▼
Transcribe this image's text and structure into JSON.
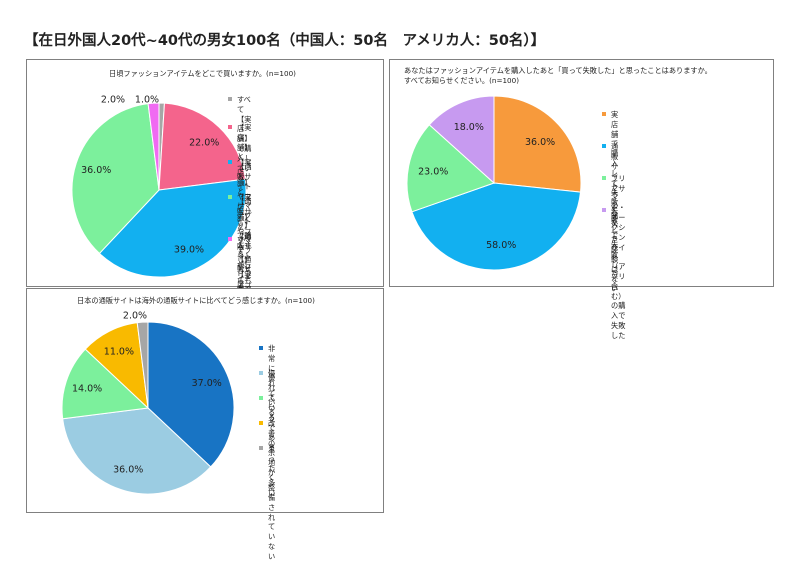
{
  "page": {
    "title": "【在日外国人20代~40代の男女100名（中国人：50名　アメリカ人：50名）】"
  },
  "chart_data": [
    {
      "type": "pie",
      "title": "日頃ファッションアイテムをどこで買いますか。(n=100)",
      "slices": [
        {
          "label": "すべて【実店舗】で購入している",
          "value": 1.0,
          "display": "1.0%",
          "color": "#A6A6A6"
        },
        {
          "label": "【実店舗】と【通販サイトやフリマアプ\nリ】で購入するが、【実店舗】のほう\nが多い",
          "value": 22.0,
          "display": "22.0%",
          "color": "#F4648C"
        },
        {
          "label": "【実店舗】と【通販サイトやフリマアプ\nリ】どちらも同程度購入している",
          "value": 39.0,
          "display": "39.0%",
          "color": "#12B0F0"
        },
        {
          "label": "【実店舗】と【通販サイトやフリマアプ\nリ】で購入するが、【通販サイト・フリマ\nアプリ】のほうが多い",
          "value": 36.0,
          "display": "36.0%",
          "color": "#7CF09C"
        },
        {
          "label": "すべて【通販サイトやフリマアプリ】で\n購入している",
          "value": 2.0,
          "display": "2.0%",
          "color": "#F06AF2"
        }
      ]
    },
    {
      "type": "pie",
      "title": "あなたはファッションアイテムを購入したあと「買って失敗した」と思ったことはありますか。\nすべてお知らせください。(n=100)",
      "slices": [
        {
          "label": "実店舗で購入して失敗した",
          "value": 36.0,
          "display": "36.0%",
          "color": "#F79A3C"
        },
        {
          "label": "通販サイトでの購入で失敗した",
          "value": 58.0,
          "display": "58.0%",
          "color": "#12B0F0"
        },
        {
          "label": "フリマサイト・オークションサイト\n（アプリ含む）の購入で失敗した",
          "value": 23.0,
          "display": "23.0%",
          "color": "#7CF09C"
        },
        {
          "label": "失敗した経験はない",
          "value": 18.0,
          "display": "18.0%",
          "color": "#C79AF0"
        }
      ]
    },
    {
      "type": "pie",
      "title": "日本の通販サイトは海外の通販サイトに比べてどう感じますか。(n=100)",
      "slices": [
        {
          "label": "非常に優れている",
          "value": 37.0,
          "display": "37.0%",
          "color": "#1874C4"
        },
        {
          "label": "優れている",
          "value": 36.0,
          "display": "36.0%",
          "color": "#9BCCE2"
        },
        {
          "label": "ふつうである",
          "value": 14.0,
          "display": "14.0%",
          "color": "#7CF09C"
        },
        {
          "label": "改善の余地が多い",
          "value": 11.0,
          "display": "11.0%",
          "color": "#F9BA00"
        },
        {
          "label": "まったく整備されていない",
          "value": 2.0,
          "display": "2.0%",
          "color": "#A6A6A6"
        }
      ]
    }
  ]
}
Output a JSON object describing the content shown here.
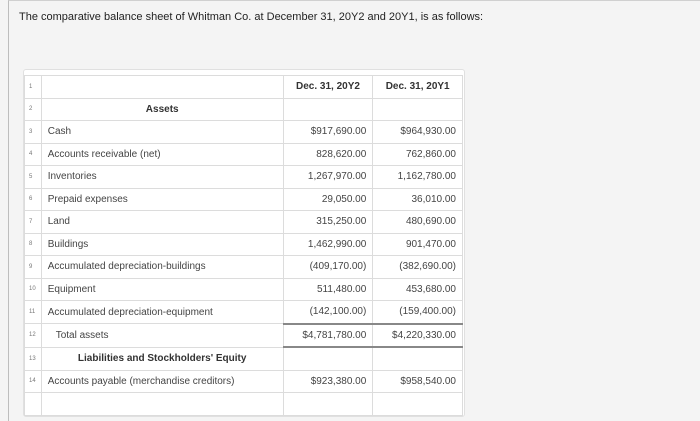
{
  "intro": "The comparative balance sheet of Whitman Co. at December 31, 20Y2 and 20Y1, is as follows:",
  "headers": [
    "Dec. 31, 20Y2",
    "Dec. 31, 20Y1"
  ],
  "rows": [
    {
      "n": "2",
      "label": "Assets",
      "a": "",
      "b": ""
    },
    {
      "n": "3",
      "label": "Cash",
      "a": "$917,690.00",
      "b": "$964,930.00"
    },
    {
      "n": "4",
      "label": "Accounts receivable (net)",
      "a": "828,620.00",
      "b": "762,860.00"
    },
    {
      "n": "5",
      "label": "Inventories",
      "a": "1,267,970.00",
      "b": "1,162,780.00"
    },
    {
      "n": "6",
      "label": "Prepaid expenses",
      "a": "29,050.00",
      "b": "36,010.00"
    },
    {
      "n": "7",
      "label": "Land",
      "a": "315,250.00",
      "b": "480,690.00"
    },
    {
      "n": "8",
      "label": "Buildings",
      "a": "1,462,990.00",
      "b": "901,470.00"
    },
    {
      "n": "9",
      "label": "Accumulated depreciation-buildings",
      "a": "(409,170.00)",
      "b": "(382,690.00)"
    },
    {
      "n": "10",
      "label": "Equipment",
      "a": "511,480.00",
      "b": "453,680.00"
    },
    {
      "n": "11",
      "label": "Accumulated depreciation-equipment",
      "a": "(142,100.00)",
      "b": "(159,400.00)"
    },
    {
      "n": "12",
      "label": "Total assets",
      "a": "$4,781,780.00",
      "b": "$4,220,330.00"
    },
    {
      "n": "13",
      "label": "Liabilities and Stockholders' Equity",
      "a": "",
      "b": ""
    },
    {
      "n": "14",
      "label": "Accounts payable (merchandise creditors)",
      "a": "$923,380.00",
      "b": "$958,540.00"
    }
  ]
}
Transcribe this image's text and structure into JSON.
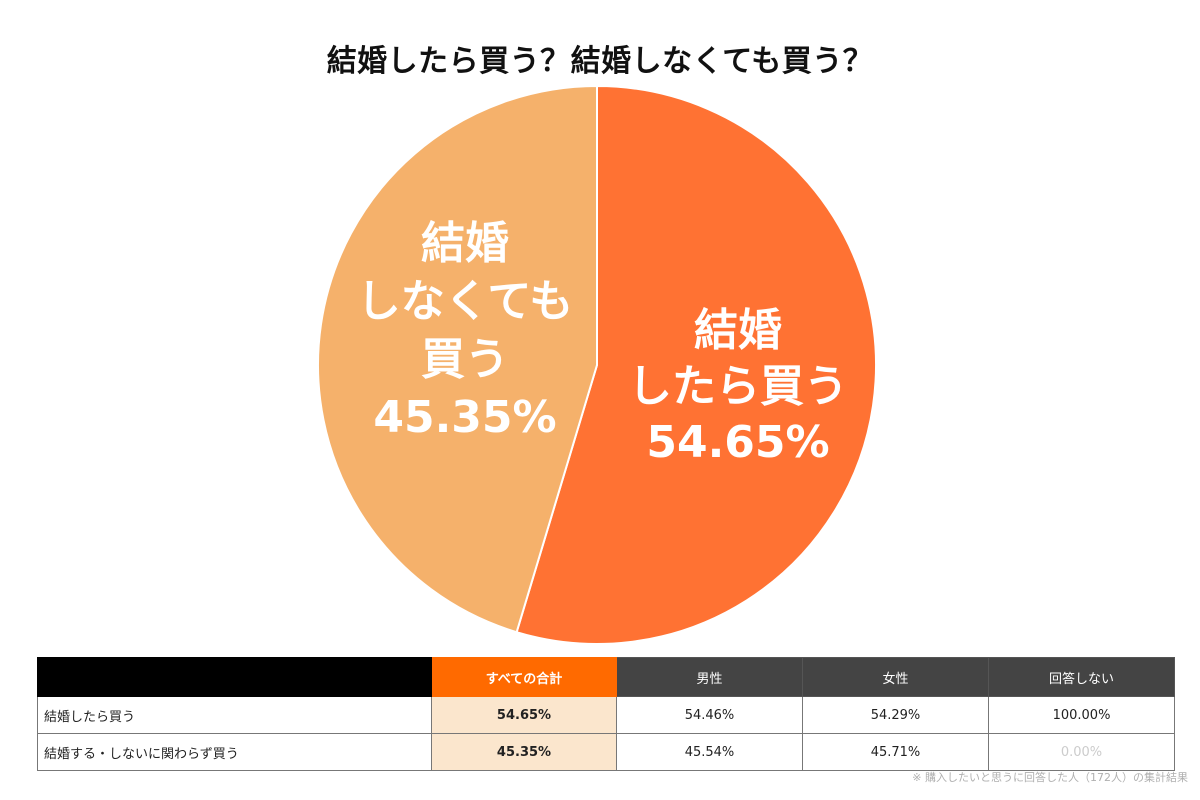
{
  "chart_data": {
    "type": "pie",
    "title": "結婚したら買う？結婚しなくても買う？",
    "slices": [
      {
        "label_lines": [
          "結婚",
          "したら買う"
        ],
        "value_label": "54.65%",
        "value": 54.65,
        "color": "#ff7233"
      },
      {
        "label_lines": [
          "結婚",
          "しなくても",
          "買う"
        ],
        "value_label": "45.35%",
        "value": 45.35,
        "color": "#f5b16b"
      }
    ]
  },
  "table": {
    "headers": [
      "すべての合計",
      "男性",
      "女性",
      "回答しない"
    ],
    "rows": [
      {
        "label": "結婚したら買う",
        "total": "54.65%",
        "male": "54.46%",
        "female": "54.29%",
        "no_answer": "100.00%"
      },
      {
        "label": "結婚する・しないに関わらず買う",
        "total": "45.35%",
        "male": "45.54%",
        "female": "45.71%",
        "no_answer": "0.00%"
      }
    ],
    "colors": {
      "total_header": "#ff6a00",
      "total_cell": "#fbe6cd",
      "header": "#444444"
    }
  },
  "footnote": "※ 購入したいと思うに回答した人（172人）の集計結果"
}
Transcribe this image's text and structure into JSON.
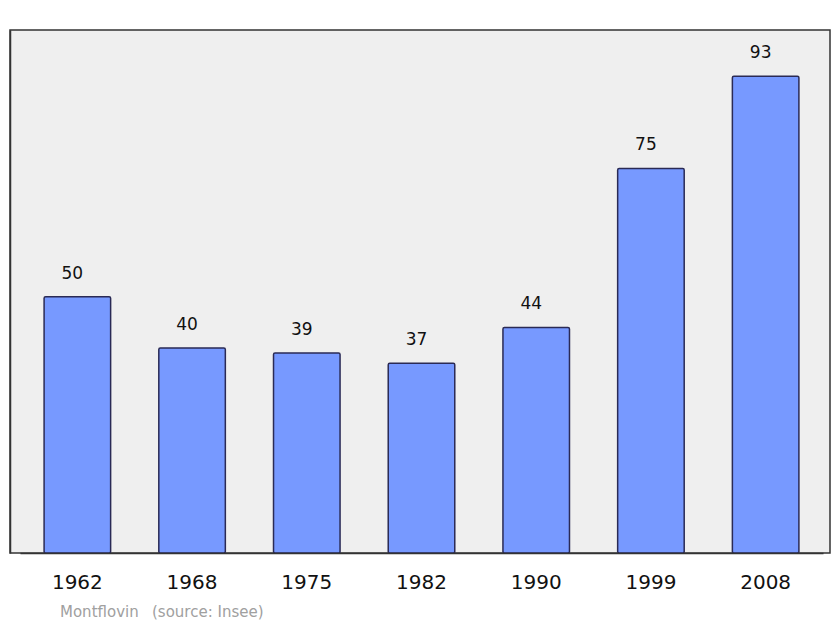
{
  "chart_data": {
    "type": "bar",
    "categories": [
      "1962",
      "1968",
      "1975",
      "1982",
      "1990",
      "1999",
      "2008"
    ],
    "values": [
      50,
      40,
      39,
      37,
      44,
      75,
      93
    ],
    "color": "#7799ff",
    "ylim": [
      0,
      102
    ],
    "data_labels": true,
    "tick_labels": "x",
    "grid": false,
    "annotations": [
      "Montflovin",
      "(source: Insee)"
    ]
  }
}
▲
> [AIM]:
Set down all the data again exactly as above, pictures excluded.

> [FULL ANSWER]:
Transcribe this image's text and structure into JSON.
{
  "page": {
    "title": "【在日外国人20代~40代の男女100名（中国人：50名　アメリカ人：50名）】"
  },
  "chart_data": [
    {
      "type": "pie",
      "title": "日頃ファッションアイテムをどこで買いますか。(n=100)",
      "slices": [
        {
          "label": "すべて【実店舗】で購入している",
          "value": 1.0,
          "display": "1.0%",
          "color": "#A6A6A6"
        },
        {
          "label": "【実店舗】と【通販サイトやフリマアプ\nリ】で購入するが、【実店舗】のほう\nが多い",
          "value": 22.0,
          "display": "22.0%",
          "color": "#F4648C"
        },
        {
          "label": "【実店舗】と【通販サイトやフリマアプ\nリ】どちらも同程度購入している",
          "value": 39.0,
          "display": "39.0%",
          "color": "#12B0F0"
        },
        {
          "label": "【実店舗】と【通販サイトやフリマアプ\nリ】で購入するが、【通販サイト・フリマ\nアプリ】のほうが多い",
          "value": 36.0,
          "display": "36.0%",
          "color": "#7CF09C"
        },
        {
          "label": "すべて【通販サイトやフリマアプリ】で\n購入している",
          "value": 2.0,
          "display": "2.0%",
          "color": "#F06AF2"
        }
      ]
    },
    {
      "type": "pie",
      "title": "あなたはファッションアイテムを購入したあと「買って失敗した」と思ったことはありますか。\nすべてお知らせください。(n=100)",
      "slices": [
        {
          "label": "実店舗で購入して失敗した",
          "value": 36.0,
          "display": "36.0%",
          "color": "#F79A3C"
        },
        {
          "label": "通販サイトでの購入で失敗した",
          "value": 58.0,
          "display": "58.0%",
          "color": "#12B0F0"
        },
        {
          "label": "フリマサイト・オークションサイト\n（アプリ含む）の購入で失敗した",
          "value": 23.0,
          "display": "23.0%",
          "color": "#7CF09C"
        },
        {
          "label": "失敗した経験はない",
          "value": 18.0,
          "display": "18.0%",
          "color": "#C79AF0"
        }
      ]
    },
    {
      "type": "pie",
      "title": "日本の通販サイトは海外の通販サイトに比べてどう感じますか。(n=100)",
      "slices": [
        {
          "label": "非常に優れている",
          "value": 37.0,
          "display": "37.0%",
          "color": "#1874C4"
        },
        {
          "label": "優れている",
          "value": 36.0,
          "display": "36.0%",
          "color": "#9BCCE2"
        },
        {
          "label": "ふつうである",
          "value": 14.0,
          "display": "14.0%",
          "color": "#7CF09C"
        },
        {
          "label": "改善の余地が多い",
          "value": 11.0,
          "display": "11.0%",
          "color": "#F9BA00"
        },
        {
          "label": "まったく整備されていない",
          "value": 2.0,
          "display": "2.0%",
          "color": "#A6A6A6"
        }
      ]
    }
  ]
}
Output a JSON object describing the content shown here.
{
  "intro": "The comparative balance sheet of Whitman Co. at December 31, 20Y2 and 20Y1, is as follows:",
  "headers": [
    "Dec. 31, 20Y2",
    "Dec. 31, 20Y1"
  ],
  "rows": [
    {
      "n": "2",
      "label": "Assets",
      "a": "",
      "b": ""
    },
    {
      "n": "3",
      "label": "Cash",
      "a": "$917,690.00",
      "b": "$964,930.00"
    },
    {
      "n": "4",
      "label": "Accounts receivable (net)",
      "a": "828,620.00",
      "b": "762,860.00"
    },
    {
      "n": "5",
      "label": "Inventories",
      "a": "1,267,970.00",
      "b": "1,162,780.00"
    },
    {
      "n": "6",
      "label": "Prepaid expenses",
      "a": "29,050.00",
      "b": "36,010.00"
    },
    {
      "n": "7",
      "label": "Land",
      "a": "315,250.00",
      "b": "480,690.00"
    },
    {
      "n": "8",
      "label": "Buildings",
      "a": "1,462,990.00",
      "b": "901,470.00"
    },
    {
      "n": "9",
      "label": "Accumulated depreciation-buildings",
      "a": "(409,170.00)",
      "b": "(382,690.00)"
    },
    {
      "n": "10",
      "label": "Equipment",
      "a": "511,480.00",
      "b": "453,680.00"
    },
    {
      "n": "11",
      "label": "Accumulated depreciation-equipment",
      "a": "(142,100.00)",
      "b": "(159,400.00)"
    },
    {
      "n": "12",
      "label": "Total assets",
      "a": "$4,781,780.00",
      "b": "$4,220,330.00"
    },
    {
      "n": "13",
      "label": "Liabilities and Stockholders' Equity",
      "a": "",
      "b": ""
    },
    {
      "n": "14",
      "label": "Accounts payable (merchandise creditors)",
      "a": "$923,380.00",
      "b": "$958,540.00"
    }
  ]
}
Transcribe this image's text and structure into JSON.
{
  "chart_data": {
    "type": "pie",
    "title": "結婚したら買う？結婚しなくても買う？",
    "slices": [
      {
        "label_lines": [
          "結婚",
          "したら買う"
        ],
        "value_label": "54.65%",
        "value": 54.65,
        "color": "#ff7233"
      },
      {
        "label_lines": [
          "結婚",
          "しなくても",
          "買う"
        ],
        "value_label": "45.35%",
        "value": 45.35,
        "color": "#f5b16b"
      }
    ]
  },
  "table": {
    "headers": [
      "すべての合計",
      "男性",
      "女性",
      "回答しない"
    ],
    "rows": [
      {
        "label": "結婚したら買う",
        "total": "54.65%",
        "male": "54.46%",
        "female": "54.29%",
        "no_answer": "100.00%"
      },
      {
        "label": "結婚する・しないに関わらず買う",
        "total": "45.35%",
        "male": "45.54%",
        "female": "45.71%",
        "no_answer": "0.00%"
      }
    ],
    "colors": {
      "total_header": "#ff6a00",
      "total_cell": "#fbe6cd",
      "header": "#444444"
    }
  },
  "footnote": "※ 購入したいと思うに回答した人（172人）の集計結果"
}
Transcribe this image's text and structure into JSON.
{
  "chart_data": {
    "type": "bar",
    "categories": [
      "1962",
      "1968",
      "1975",
      "1982",
      "1990",
      "1999",
      "2008"
    ],
    "values": [
      50,
      40,
      39,
      37,
      44,
      75,
      93
    ],
    "color": "#7799ff",
    "ylim": [
      0,
      102
    ],
    "data_labels": true,
    "tick_labels": "x",
    "grid": false,
    "annotations": [
      "Montflovin",
      "(source: Insee)"
    ]
  }
}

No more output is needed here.